• [EXERCISE DIRECTIONS]: Return all entries precisely as they stand, without the images.

• [RECORDS TO PROCESS]:
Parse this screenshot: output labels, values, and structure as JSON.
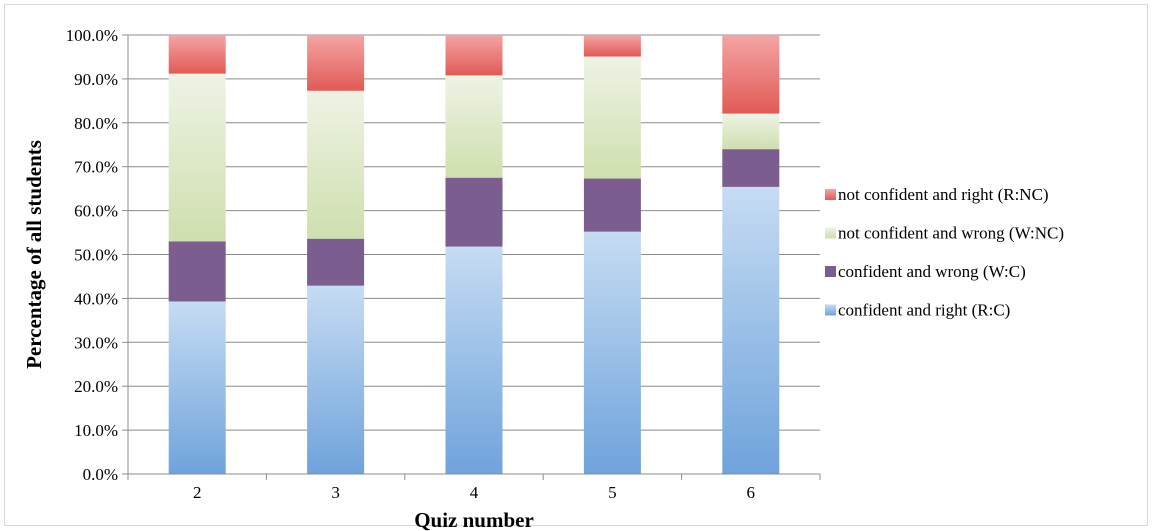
{
  "chart_data": {
    "type": "bar",
    "stacked": true,
    "categories": [
      "2",
      "3",
      "4",
      "5",
      "6"
    ],
    "series": [
      {
        "name": "confident and right (R:C)",
        "color_top": "#c6dcf3",
        "color_bottom": "#6fa3dc",
        "values": [
          39.3,
          42.9,
          51.8,
          55.2,
          65.4
        ]
      },
      {
        "name": "confident and wrong (W:C)",
        "color_top": "#7b5d8f",
        "color_bottom": "#7b5d8f",
        "values": [
          13.7,
          10.7,
          15.7,
          12.1,
          8.6
        ]
      },
      {
        "name": "not confident and wrong (W:NC)",
        "color_top": "#eef3e5",
        "color_bottom": "#cfdfae",
        "values": [
          38.2,
          33.7,
          23.3,
          27.8,
          8.1
        ]
      },
      {
        "name": "not confident and right (R:NC)",
        "color_top": "#f4a5a5",
        "color_bottom": "#e15a55",
        "values": [
          8.8,
          12.7,
          9.2,
          4.9,
          17.9
        ]
      }
    ],
    "legend_order": [
      3,
      2,
      1,
      0
    ],
    "xlabel": "Quiz number",
    "ylabel": "Percentage of all students",
    "ylim": [
      0,
      100
    ],
    "y_ticks": [
      "0.0%",
      "10.0%",
      "20.0%",
      "30.0%",
      "40.0%",
      "50.0%",
      "60.0%",
      "70.0%",
      "80.0%",
      "90.0%",
      "100.0%"
    ],
    "grid": true,
    "legend_position": "right"
  }
}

• [OUTPUT FOR THIS TASK]:
Parse this screenshot: output labels, values, and structure as JSON.
{
  "chart_data": {
    "type": "bar",
    "stacked": true,
    "categories": [
      "2",
      "3",
      "4",
      "5",
      "6"
    ],
    "series": [
      {
        "name": "confident and right (R:C)",
        "color_top": "#c6dcf3",
        "color_bottom": "#6fa3dc",
        "values": [
          39.3,
          42.9,
          51.8,
          55.2,
          65.4
        ]
      },
      {
        "name": "confident and wrong (W:C)",
        "color_top": "#7b5d8f",
        "color_bottom": "#7b5d8f",
        "values": [
          13.7,
          10.7,
          15.7,
          12.1,
          8.6
        ]
      },
      {
        "name": "not confident and wrong (W:NC)",
        "color_top": "#eef3e5",
        "color_bottom": "#cfdfae",
        "values": [
          38.2,
          33.7,
          23.3,
          27.8,
          8.1
        ]
      },
      {
        "name": "not confident and right (R:NC)",
        "color_top": "#f4a5a5",
        "color_bottom": "#e15a55",
        "values": [
          8.8,
          12.7,
          9.2,
          4.9,
          17.9
        ]
      }
    ],
    "legend_order": [
      3,
      2,
      1,
      0
    ],
    "xlabel": "Quiz number",
    "ylabel": "Percentage of all students",
    "ylim": [
      0,
      100
    ],
    "y_ticks": [
      "0.0%",
      "10.0%",
      "20.0%",
      "30.0%",
      "40.0%",
      "50.0%",
      "60.0%",
      "70.0%",
      "80.0%",
      "90.0%",
      "100.0%"
    ],
    "grid": true,
    "legend_position": "right"
  }
}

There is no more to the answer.